YOUR OBJECTIVE: Give every line of the data again, exactly.

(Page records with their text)
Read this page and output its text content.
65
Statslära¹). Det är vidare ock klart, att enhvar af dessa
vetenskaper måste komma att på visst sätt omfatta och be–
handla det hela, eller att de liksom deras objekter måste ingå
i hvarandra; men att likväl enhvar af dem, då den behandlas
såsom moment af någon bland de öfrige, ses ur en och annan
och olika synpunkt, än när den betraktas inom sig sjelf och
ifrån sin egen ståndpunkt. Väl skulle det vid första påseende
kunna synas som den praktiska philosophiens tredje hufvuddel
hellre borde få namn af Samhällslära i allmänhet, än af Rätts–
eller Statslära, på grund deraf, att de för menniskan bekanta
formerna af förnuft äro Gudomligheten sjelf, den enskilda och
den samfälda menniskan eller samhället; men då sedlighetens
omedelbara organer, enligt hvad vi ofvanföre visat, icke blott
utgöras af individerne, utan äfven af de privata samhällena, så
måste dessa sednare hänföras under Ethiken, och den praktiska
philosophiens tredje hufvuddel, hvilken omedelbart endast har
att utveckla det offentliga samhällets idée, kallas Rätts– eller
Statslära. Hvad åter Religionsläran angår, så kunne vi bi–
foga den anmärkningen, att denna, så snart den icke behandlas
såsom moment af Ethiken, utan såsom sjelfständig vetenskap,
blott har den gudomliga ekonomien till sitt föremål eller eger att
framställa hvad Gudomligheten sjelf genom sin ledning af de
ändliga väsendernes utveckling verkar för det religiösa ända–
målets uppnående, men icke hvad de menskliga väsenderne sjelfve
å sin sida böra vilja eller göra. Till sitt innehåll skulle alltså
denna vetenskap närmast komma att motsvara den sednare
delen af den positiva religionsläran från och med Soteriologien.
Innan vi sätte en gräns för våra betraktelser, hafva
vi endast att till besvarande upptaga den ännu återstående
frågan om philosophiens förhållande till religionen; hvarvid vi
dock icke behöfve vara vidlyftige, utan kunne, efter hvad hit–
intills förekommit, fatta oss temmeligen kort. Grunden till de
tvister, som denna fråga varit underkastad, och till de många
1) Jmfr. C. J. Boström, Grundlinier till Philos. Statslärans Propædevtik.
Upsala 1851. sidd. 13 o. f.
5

WRITTEN REPLY:
Read this page and output its text content.
65
Statslära¹). Det är vidare ock klart, att enhvar af dessa
vetenskaper måste komma att på visst sätt omfatta och be–
handla det hela, eller att de liksom deras objekter måste ingå
i hvarandra; men att likväl enhvar af dem, då den behandlas
såsom moment af någon bland de öfrige, ses ur en och annan
och olika synpunkt, än när den betraktas inom sig sjelf och
ifrån sin egen ståndpunkt. Väl skulle det vid första påseende
kunna synas som den praktiska philosophiens tredje hufvuddel
hellre borde få namn af Samhällslära i allmänhet, än af Rätts–
eller Statslära, på grund deraf, att de för menniskan bekanta
formerna af förnuft äro Gudomligheten sjelf, den enskilda och
den samfälda menniskan eller samhället; men då sedlighetens
omedelbara organer, enligt hvad vi ofvanföre visat, icke blott
utgöras af individerne, utan äfven af de privata samhällena, så
måste dessa sednare hänföras under Ethiken, och den praktiska
philosophiens tredje hufvuddel, hvilken omedelbart endast har
att utveckla det offentliga samhällets idée, kallas Rätts– eller
Statslära. Hvad åter Religionsläran angår, så kunne vi bi–
foga den anmärkningen, att denna, så snart den icke behandlas
såsom moment af Ethiken, utan såsom sjelfständig vetenskap,
blott har den gudomliga ekonomien till sitt föremål eller eger att
framställa hvad Gudomligheten sjelf genom sin ledning af de
ändliga väsendernes utveckling verkar för det religiösa ända–
målets uppnående, men icke hvad de menskliga väsenderne sjelfve
å sin sida böra vilja eller göra. Till sitt innehåll skulle alltså
denna vetenskap närmast komma att motsvara den sednare
delen af den positiva religionsläran från och med Soteriologien.
Innan vi sätte en gräns för våra betraktelser, hafva
vi endast att till besvarande upptaga den ännu återstående
frågan om philosophiens förhållande till religionen; hvarvid vi
dock icke behöfve vara vidlyftige, utan kunne, efter hvad hit–
intills förekommit, fatta oss temmeligen kort. Grunden till de
tvister, som denna fråga varit underkastad, och till de många
1) Jmfr. C. J. Boström, Grundlinier till Philos. Statslärans Propædevtik.
Upsala 1851. sidd. 13 o. f.
5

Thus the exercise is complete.